Exercise goal
Repeat the whole listing exactly.

Stored data
◇ ◇ ◇ ◇ ◇ ◇ ◇
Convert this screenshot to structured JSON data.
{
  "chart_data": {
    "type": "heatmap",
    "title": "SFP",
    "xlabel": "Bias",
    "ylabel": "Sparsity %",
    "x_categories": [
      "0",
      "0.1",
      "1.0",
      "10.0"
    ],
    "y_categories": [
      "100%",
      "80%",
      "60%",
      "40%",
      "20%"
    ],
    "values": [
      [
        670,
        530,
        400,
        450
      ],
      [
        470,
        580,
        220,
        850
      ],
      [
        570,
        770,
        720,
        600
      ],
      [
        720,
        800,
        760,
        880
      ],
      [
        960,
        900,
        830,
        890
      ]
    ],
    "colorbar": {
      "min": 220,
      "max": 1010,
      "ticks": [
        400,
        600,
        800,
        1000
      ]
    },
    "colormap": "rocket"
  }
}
◇ ◇ ◇ ◇ ◇ ◇ ◇
Solution below
Convert this screenshot to structured JSON data.
{
  "chart_data": {
    "type": "heatmap",
    "title": "SFP",
    "xlabel": "Bias",
    "ylabel": "Sparsity %",
    "x_categories": [
      "0",
      "0.1",
      "1.0",
      "10.0"
    ],
    "y_categories": [
      "100%",
      "80%",
      "60%",
      "40%",
      "20%"
    ],
    "values": [
      [
        670,
        530,
        400,
        450
      ],
      [
        470,
        580,
        220,
        850
      ],
      [
        570,
        770,
        720,
        600
      ],
      [
        720,
        800,
        760,
        880
      ],
      [
        960,
        900,
        830,
        890
      ]
    ],
    "colorbar": {
      "min": 220,
      "max": 1010,
      "ticks": [
        400,
        600,
        800,
        1000
      ]
    },
    "colormap": "rocket"
  }
}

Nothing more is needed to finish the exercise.